- [Task goal]: Repeat the listing that follows, character for character, minus the pictures.

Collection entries
________________

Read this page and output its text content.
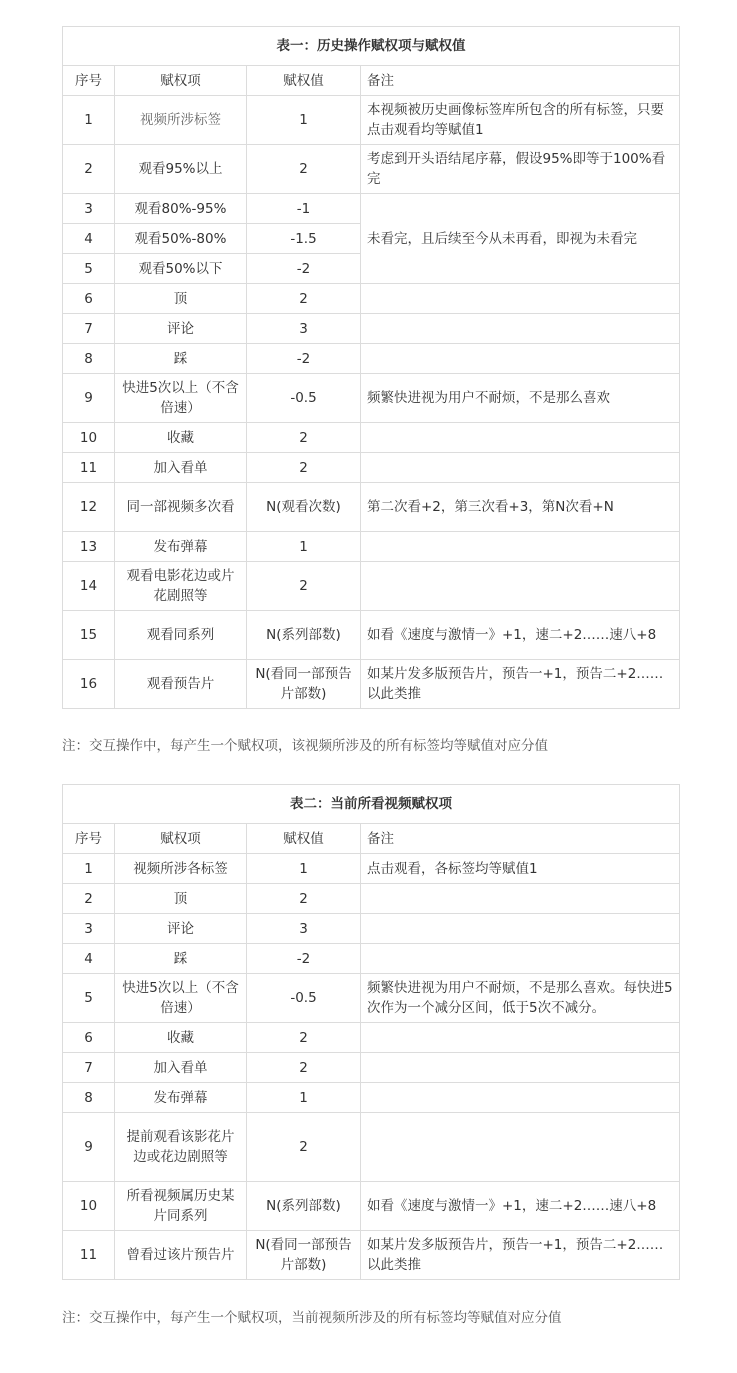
表一：历史操作赋权项与赋权值			
序号	赋权项	赋权值	备注
1	视频所涉标签	1	本视频被历史画像标签库所包含的所有标签，只要点击观看均等赋值1
2	观看95%以上	2	考虑到开头语结尾序幕，假设95%即等于100%看完
3	观看80%-95%	-1	未看完，且后续至今从未再看，即视为未看完
4	观看50%-80%	-1.5	
5	观看50%以下	-2	
6	顶	2	
7	评论	3	
8	踩	-2	
9	快进5次以上（不含倍速）	-0.5	频繁快进视为用户不耐烦，不是那么喜欢
10	收藏	2	
11	加入看单	2	
12	同一部视频多次看	N(观看次数)	第二次看+2，第三次看+3，第N次看+N
13	发布弹幕	1	
14	观看电影花边或片花剧照等	2	
15	观看同系列	N(系列部数)	如看《速度与激情一》+1，速二+2……速八+8
16	观看预告片	N(看同一部预告片部数)	如某片发多版预告片，预告一+1，预告二+2……以此类推

注：交互操作中，每产生一个赋权项，该视频所涉及的所有标签均等赋值对应分值

表二：当前所看视频赋权项			
序号	赋权项	赋权值	备注
1	视频所涉各标签	1	点击观看，各标签均等赋值1
2	顶	2	
3	评论	3	
4	踩	-2	
5	快进5次以上（不含倍速）	-0.5	频繁快进视为用户不耐烦，不是那么喜欢。每快进5次作为一个减分区间，低于5次不减分。
6	收藏	2	
7	加入看单	2	
8	发布弹幕	1	
9	提前观看该影花片边或花边剧照等	2	
10	所看视频属历史某片同系列	N(系列部数)	如看《速度与激情一》+1，速二+2……速八+8
11	曾看过该片预告片	N(看同一部预告片部数)	如某片发多版预告片，预告一+1，预告二+2……以此类推

注：交互操作中，每产生一个赋权项，当前视频所涉及的所有标签均等赋值对应分值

________________

- [Correct result]:
Read this page and output its text content.
表一：历史操作赋权项与赋权值			
序号	赋权项	赋权值	备注
1	视频所涉标签	1	本视频被历史画像标签库所包含的所有标签，只要点击观看均等赋值1
2	观看95%以上	2	考虑到开头语结尾序幕，假设95%即等于100%看完
3	观看80%-95%	-1	未看完，且后续至今从未再看，即视为未看完
4	观看50%-80%	-1.5	
5	观看50%以下	-2	
6	顶	2	
7	评论	3	
8	踩	-2	
9	快进5次以上（不含倍速）	-0.5	频繁快进视为用户不耐烦，不是那么喜欢
10	收藏	2	
11	加入看单	2	
12	同一部视频多次看	N(观看次数)	第二次看+2，第三次看+3，第N次看+N
13	发布弹幕	1	
14	观看电影花边或片花剧照等	2	
15	观看同系列	N(系列部数)	如看《速度与激情一》+1，速二+2……速八+8
16	观看预告片	N(看同一部预告片部数)	如某片发多版预告片，预告一+1，预告二+2……以此类推

注：交互操作中，每产生一个赋权项，该视频所涉及的所有标签均等赋值对应分值

表二：当前所看视频赋权项			
序号	赋权项	赋权值	备注
1	视频所涉各标签	1	点击观看，各标签均等赋值1
2	顶	2	
3	评论	3	
4	踩	-2	
5	快进5次以上（不含倍速）	-0.5	频繁快进视为用户不耐烦，不是那么喜欢。每快进5次作为一个减分区间，低于5次不减分。
6	收藏	2	
7	加入看单	2	
8	发布弹幕	1	
9	提前观看该影花片边或花边剧照等	2	
10	所看视频属历史某片同系列	N(系列部数)	如看《速度与激情一》+1，速二+2……速八+8
11	曾看过该片预告片	N(看同一部预告片部数)	如某片发多版预告片，预告一+1，预告二+2……以此类推

注：交互操作中，每产生一个赋权项，当前视频所涉及的所有标签均等赋值对应分值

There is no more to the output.